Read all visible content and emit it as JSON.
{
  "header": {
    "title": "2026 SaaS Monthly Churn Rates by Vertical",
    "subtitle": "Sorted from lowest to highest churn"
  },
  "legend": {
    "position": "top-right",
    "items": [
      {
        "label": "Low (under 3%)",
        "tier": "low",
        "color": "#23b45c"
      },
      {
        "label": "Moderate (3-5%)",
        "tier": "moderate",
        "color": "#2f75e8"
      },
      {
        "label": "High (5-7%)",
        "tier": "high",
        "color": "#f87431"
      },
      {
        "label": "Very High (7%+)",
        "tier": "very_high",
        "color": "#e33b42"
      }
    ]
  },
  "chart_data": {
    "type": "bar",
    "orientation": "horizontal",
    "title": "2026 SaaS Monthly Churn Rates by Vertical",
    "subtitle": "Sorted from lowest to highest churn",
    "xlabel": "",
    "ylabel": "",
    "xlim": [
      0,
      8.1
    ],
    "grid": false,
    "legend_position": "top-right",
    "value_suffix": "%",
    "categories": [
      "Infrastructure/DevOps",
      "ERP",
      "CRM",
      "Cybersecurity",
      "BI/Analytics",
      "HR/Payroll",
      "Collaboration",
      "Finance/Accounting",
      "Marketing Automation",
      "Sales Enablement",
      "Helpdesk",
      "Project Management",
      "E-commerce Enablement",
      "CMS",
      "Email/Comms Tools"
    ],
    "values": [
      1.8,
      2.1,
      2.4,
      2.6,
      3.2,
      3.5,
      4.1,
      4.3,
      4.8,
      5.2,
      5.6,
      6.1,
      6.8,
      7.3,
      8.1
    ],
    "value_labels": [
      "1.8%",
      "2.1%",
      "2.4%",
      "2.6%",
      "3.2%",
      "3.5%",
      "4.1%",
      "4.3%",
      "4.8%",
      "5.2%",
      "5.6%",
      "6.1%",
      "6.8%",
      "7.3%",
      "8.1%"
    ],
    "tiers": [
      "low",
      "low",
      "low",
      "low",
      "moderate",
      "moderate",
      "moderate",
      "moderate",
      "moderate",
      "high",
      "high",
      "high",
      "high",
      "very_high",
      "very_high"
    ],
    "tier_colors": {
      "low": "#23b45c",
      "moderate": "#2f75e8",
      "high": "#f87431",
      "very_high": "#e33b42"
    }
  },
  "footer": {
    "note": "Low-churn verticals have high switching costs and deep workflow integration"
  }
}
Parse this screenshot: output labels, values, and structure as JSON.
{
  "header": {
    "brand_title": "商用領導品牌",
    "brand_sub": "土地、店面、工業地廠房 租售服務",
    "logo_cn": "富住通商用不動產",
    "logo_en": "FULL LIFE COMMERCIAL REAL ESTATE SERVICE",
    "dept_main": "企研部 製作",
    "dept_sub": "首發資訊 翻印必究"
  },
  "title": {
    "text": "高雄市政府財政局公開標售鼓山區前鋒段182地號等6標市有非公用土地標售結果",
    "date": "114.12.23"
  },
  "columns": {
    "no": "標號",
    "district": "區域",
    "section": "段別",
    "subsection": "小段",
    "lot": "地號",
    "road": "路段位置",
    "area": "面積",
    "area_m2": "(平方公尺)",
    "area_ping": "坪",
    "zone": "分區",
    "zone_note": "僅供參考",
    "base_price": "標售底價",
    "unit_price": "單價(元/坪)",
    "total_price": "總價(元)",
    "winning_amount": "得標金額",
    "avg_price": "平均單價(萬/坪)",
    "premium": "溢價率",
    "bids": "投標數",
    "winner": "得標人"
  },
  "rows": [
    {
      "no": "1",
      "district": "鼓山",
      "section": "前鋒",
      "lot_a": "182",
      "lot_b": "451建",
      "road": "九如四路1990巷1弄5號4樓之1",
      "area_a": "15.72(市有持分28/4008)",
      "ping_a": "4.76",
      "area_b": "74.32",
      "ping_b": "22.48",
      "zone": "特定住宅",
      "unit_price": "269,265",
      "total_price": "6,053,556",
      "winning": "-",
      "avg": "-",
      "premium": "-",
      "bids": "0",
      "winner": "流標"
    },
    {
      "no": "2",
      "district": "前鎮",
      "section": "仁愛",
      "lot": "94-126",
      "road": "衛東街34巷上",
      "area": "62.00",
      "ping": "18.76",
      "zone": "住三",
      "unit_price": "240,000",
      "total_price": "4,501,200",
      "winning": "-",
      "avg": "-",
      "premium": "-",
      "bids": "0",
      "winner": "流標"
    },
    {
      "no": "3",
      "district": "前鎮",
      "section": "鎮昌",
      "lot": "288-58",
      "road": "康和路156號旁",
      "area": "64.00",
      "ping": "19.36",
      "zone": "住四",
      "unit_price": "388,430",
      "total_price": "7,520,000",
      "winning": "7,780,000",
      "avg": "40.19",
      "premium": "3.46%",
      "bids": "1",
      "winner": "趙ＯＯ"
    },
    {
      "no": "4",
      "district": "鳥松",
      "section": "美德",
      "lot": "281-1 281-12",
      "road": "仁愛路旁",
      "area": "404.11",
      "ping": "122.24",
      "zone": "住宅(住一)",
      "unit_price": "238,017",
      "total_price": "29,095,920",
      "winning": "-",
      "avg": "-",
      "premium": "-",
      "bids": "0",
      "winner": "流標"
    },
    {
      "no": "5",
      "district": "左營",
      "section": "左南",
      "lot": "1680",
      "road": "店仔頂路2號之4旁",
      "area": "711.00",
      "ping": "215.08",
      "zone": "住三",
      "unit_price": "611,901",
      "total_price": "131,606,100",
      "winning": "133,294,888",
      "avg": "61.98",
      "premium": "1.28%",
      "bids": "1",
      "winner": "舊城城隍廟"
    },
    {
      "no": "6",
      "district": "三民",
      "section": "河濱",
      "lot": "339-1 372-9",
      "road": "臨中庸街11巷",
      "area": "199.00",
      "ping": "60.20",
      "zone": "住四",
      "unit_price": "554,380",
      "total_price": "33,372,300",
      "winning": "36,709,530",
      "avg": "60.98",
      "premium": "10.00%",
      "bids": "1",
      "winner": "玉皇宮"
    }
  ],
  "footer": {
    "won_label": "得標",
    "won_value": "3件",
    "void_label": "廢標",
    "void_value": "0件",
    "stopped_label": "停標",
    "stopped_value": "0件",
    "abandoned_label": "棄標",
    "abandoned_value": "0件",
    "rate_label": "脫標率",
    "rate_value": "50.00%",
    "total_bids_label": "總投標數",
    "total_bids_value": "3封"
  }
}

══════════════════════════════

• [WORK TO BE COMPLETED] Restate every entry word for word.

• [RESULT OF THIS TASK]
Read all visible content and emit it as JSON.
{
  "header": {
    "title": "2026 SaaS Monthly Churn Rates by Vertical",
    "subtitle": "Sorted from lowest to highest churn"
  },
  "legend": {
    "position": "top-right",
    "items": [
      {
        "label": "Low (under 3%)",
        "tier": "low",
        "color": "#23b45c"
      },
      {
        "label": "Moderate (3-5%)",
        "tier": "moderate",
        "color": "#2f75e8"
      },
      {
        "label": "High (5-7%)",
        "tier": "high",
        "color": "#f87431"
      },
      {
        "label": "Very High (7%+)",
        "tier": "very_high",
        "color": "#e33b42"
      }
    ]
  },
  "chart_data": {
    "type": "bar",
    "orientation": "horizontal",
    "title": "2026 SaaS Monthly Churn Rates by Vertical",
    "subtitle": "Sorted from lowest to highest churn",
    "xlabel": "",
    "ylabel": "",
    "xlim": [
      0,
      8.1
    ],
    "grid": false,
    "legend_position": "top-right",
    "value_suffix": "%",
    "categories": [
      "Infrastructure/DevOps",
      "ERP",
      "CRM",
      "Cybersecurity",
      "BI/Analytics",
      "HR/Payroll",
      "Collaboration",
      "Finance/Accounting",
      "Marketing Automation",
      "Sales Enablement",
      "Helpdesk",
      "Project Management",
      "E-commerce Enablement",
      "CMS",
      "Email/Comms Tools"
    ],
    "values": [
      1.8,
      2.1,
      2.4,
      2.6,
      3.2,
      3.5,
      4.1,
      4.3,
      4.8,
      5.2,
      5.6,
      6.1,
      6.8,
      7.3,
      8.1
    ],
    "value_labels": [
      "1.8%",
      "2.1%",
      "2.4%",
      "2.6%",
      "3.2%",
      "3.5%",
      "4.1%",
      "4.3%",
      "4.8%",
      "5.2%",
      "5.6%",
      "6.1%",
      "6.8%",
      "7.3%",
      "8.1%"
    ],
    "tiers": [
      "low",
      "low",
      "low",
      "low",
      "moderate",
      "moderate",
      "moderate",
      "moderate",
      "moderate",
      "high",
      "high",
      "high",
      "high",
      "very_high",
      "very_high"
    ],
    "tier_colors": {
      "low": "#23b45c",
      "moderate": "#2f75e8",
      "high": "#f87431",
      "very_high": "#e33b42"
    }
  },
  "footer": {
    "note": "Low-churn verticals have high switching costs and deep workflow integration"
  }
}
Parse this screenshot: output labels, values, and structure as JSON.
{
  "header": {
    "brand_title": "商用領導品牌",
    "brand_sub": "土地、店面、工業地廠房 租售服務",
    "logo_cn": "富住通商用不動產",
    "logo_en": "FULL LIFE COMMERCIAL REAL ESTATE SERVICE",
    "dept_main": "企研部 製作",
    "dept_sub": "首發資訊 翻印必究"
  },
  "title": {
    "text": "高雄市政府財政局公開標售鼓山區前鋒段182地號等6標市有非公用土地標售結果",
    "date": "114.12.23"
  },
  "columns": {
    "no": "標號",
    "district": "區域",
    "section": "段別",
    "subsection": "小段",
    "lot": "地號",
    "road": "路段位置",
    "area": "面積",
    "area_m2": "(平方公尺)",
    "area_ping": "坪",
    "zone": "分區",
    "zone_note": "僅供參考",
    "base_price": "標售底價",
    "unit_price": "單價(元/坪)",
    "total_price": "總價(元)",
    "winning_amount": "得標金額",
    "avg_price": "平均單價(萬/坪)",
    "premium": "溢價率",
    "bids": "投標數",
    "winner": "得標人"
  },
  "rows": [
    {
      "no": "1",
      "district": "鼓山",
      "section": "前鋒",
      "lot_a": "182",
      "lot_b": "451建",
      "road": "九如四路1990巷1弄5號4樓之1",
      "area_a": "15.72(市有持分28/4008)",
      "ping_a": "4.76",
      "area_b": "74.32",
      "ping_b": "22.48",
      "zone": "特定住宅",
      "unit_price": "269,265",
      "total_price": "6,053,556",
      "winning": "-",
      "avg": "-",
      "premium": "-",
      "bids": "0",
      "winner": "流標"
    },
    {
      "no": "2",
      "district": "前鎮",
      "section": "仁愛",
      "lot": "94-126",
      "road": "衛東街34巷上",
      "area": "62.00",
      "ping": "18.76",
      "zone": "住三",
      "unit_price": "240,000",
      "total_price": "4,501,200",
      "winning": "-",
      "avg": "-",
      "premium": "-",
      "bids": "0",
      "winner": "流標"
    },
    {
      "no": "3",
      "district": "前鎮",
      "section": "鎮昌",
      "lot": "288-58",
      "road": "康和路156號旁",
      "area": "64.00",
      "ping": "19.36",
      "zone": "住四",
      "unit_price": "388,430",
      "total_price": "7,520,000",
      "winning": "7,780,000",
      "avg": "40.19",
      "premium": "3.46%",
      "bids": "1",
      "winner": "趙ＯＯ"
    },
    {
      "no": "4",
      "district": "鳥松",
      "section": "美德",
      "lot": "281-1 281-12",
      "road": "仁愛路旁",
      "area": "404.11",
      "ping": "122.24",
      "zone": "住宅(住一)",
      "unit_price": "238,017",
      "total_price": "29,095,920",
      "winning": "-",
      "avg": "-",
      "premium": "-",
      "bids": "0",
      "winner": "流標"
    },
    {
      "no": "5",
      "district": "左營",
      "section": "左南",
      "lot": "1680",
      "road": "店仔頂路2號之4旁",
      "area": "711.00",
      "ping": "215.08",
      "zone": "住三",
      "unit_price": "611,901",
      "total_price": "131,606,100",
      "winning": "133,294,888",
      "avg": "61.98",
      "premium": "1.28%",
      "bids": "1",
      "winner": "舊城城隍廟"
    },
    {
      "no": "6",
      "district": "三民",
      "section": "河濱",
      "lot": "339-1 372-9",
      "road": "臨中庸街11巷",
      "area": "199.00",
      "ping": "60.20",
      "zone": "住四",
      "unit_price": "554,380",
      "total_price": "33,372,300",
      "winning": "36,709,530",
      "avg": "60.98",
      "premium": "10.00%",
      "bids": "1",
      "winner": "玉皇宮"
    }
  ],
  "footer": {
    "won_label": "得標",
    "won_value": "3件",
    "void_label": "廢標",
    "void_value": "0件",
    "stopped_label": "停標",
    "stopped_value": "0件",
    "abandoned_label": "棄標",
    "abandoned_value": "0件",
    "rate_label": "脫標率",
    "rate_value": "50.00%",
    "total_bids_label": "總投標數",
    "total_bids_value": "3封"
  }
}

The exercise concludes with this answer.